[BEGIN]
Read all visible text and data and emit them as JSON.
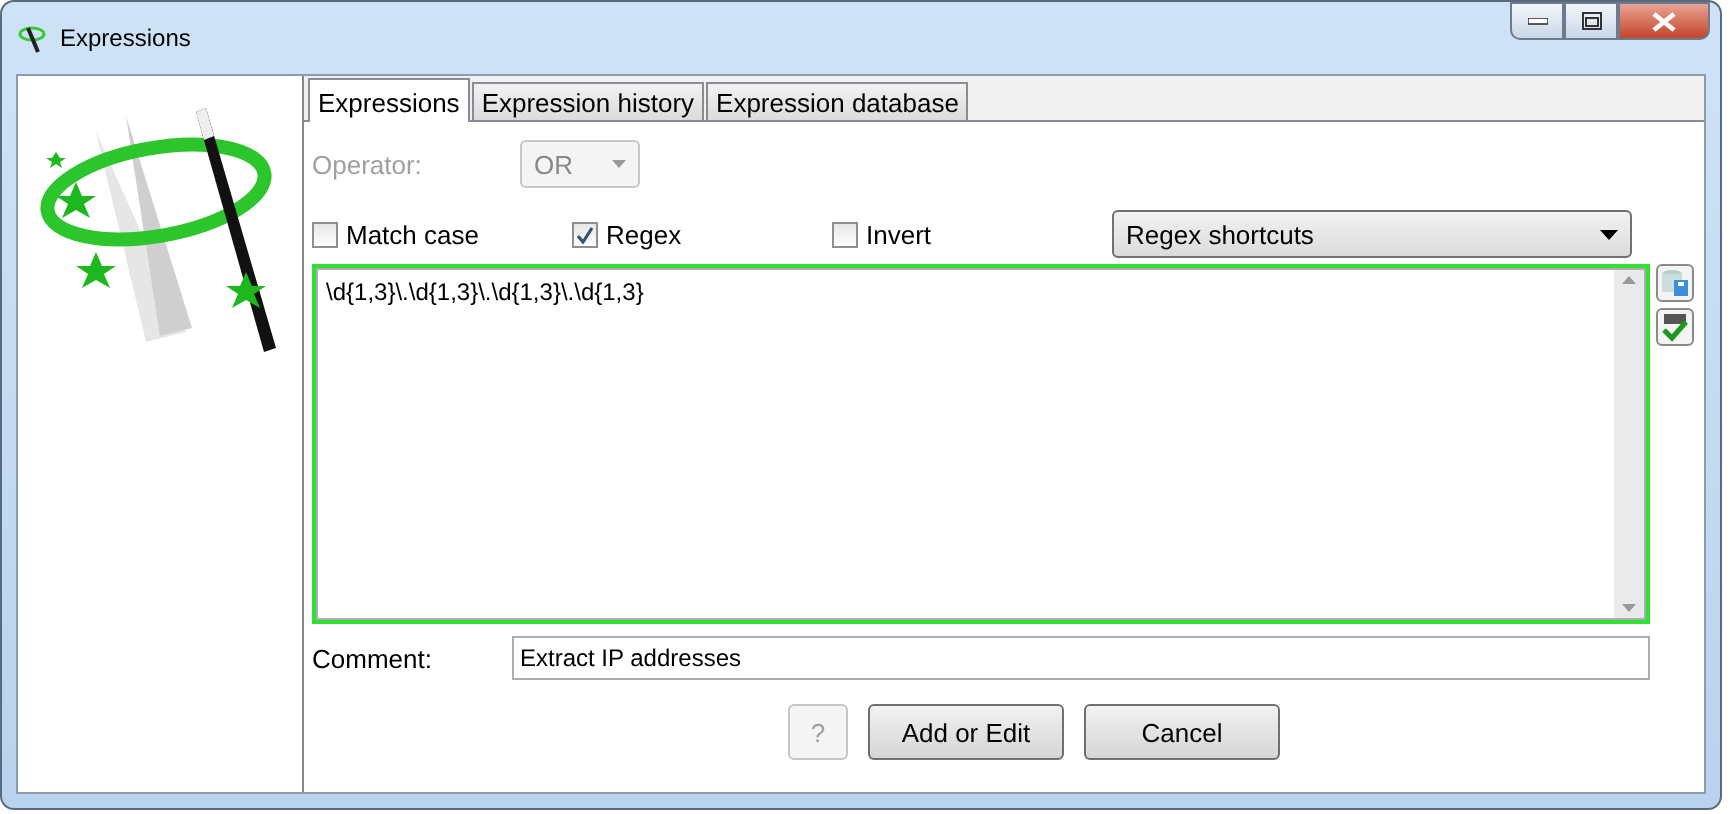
{
  "window": {
    "title": "Expressions"
  },
  "tabs": [
    {
      "label": "Expressions",
      "selected": true
    },
    {
      "label": "Expression history",
      "selected": false
    },
    {
      "label": "Expression database",
      "selected": false
    }
  ],
  "operator": {
    "label": "Operator:",
    "value": "OR",
    "disabled": true
  },
  "options": [
    {
      "label": "Match case",
      "checked": false
    },
    {
      "label": "Regex",
      "checked": true
    },
    {
      "label": "Invert",
      "checked": false
    }
  ],
  "shortcuts": {
    "value": "Regex shortcuts"
  },
  "expression": {
    "value": "\\d{1,3}\\.\\d{1,3}\\.\\d{1,3}\\.\\d{1,3}"
  },
  "comment": {
    "label": "Comment:",
    "value": "Extract IP addresses"
  },
  "buttons": [
    {
      "label": "?",
      "disabled": true
    },
    {
      "label": "Add or Edit",
      "disabled": false
    },
    {
      "label": "Cancel",
      "disabled": false
    }
  ]
}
[END]
**Task prompt**
Output every entry verbatim. Pictures do not belong in the copy.

**Answer for this exercise**
Read all visible text and data and emit them as JSON.
{
  "window": {
    "title": "Expressions"
  },
  "tabs": [
    {
      "label": "Expressions",
      "selected": true
    },
    {
      "label": "Expression history",
      "selected": false
    },
    {
      "label": "Expression database",
      "selected": false
    }
  ],
  "operator": {
    "label": "Operator:",
    "value": "OR",
    "disabled": true
  },
  "options": [
    {
      "label": "Match case",
      "checked": false
    },
    {
      "label": "Regex",
      "checked": true
    },
    {
      "label": "Invert",
      "checked": false
    }
  ],
  "shortcuts": {
    "value": "Regex shortcuts"
  },
  "expression": {
    "value": "\\d{1,3}\\.\\d{1,3}\\.\\d{1,3}\\.\\d{1,3}"
  },
  "comment": {
    "label": "Comment:",
    "value": "Extract IP addresses"
  },
  "buttons": [
    {
      "label": "?",
      "disabled": true
    },
    {
      "label": "Add or Edit",
      "disabled": false
    },
    {
      "label": "Cancel",
      "disabled": false
    }
  ]
}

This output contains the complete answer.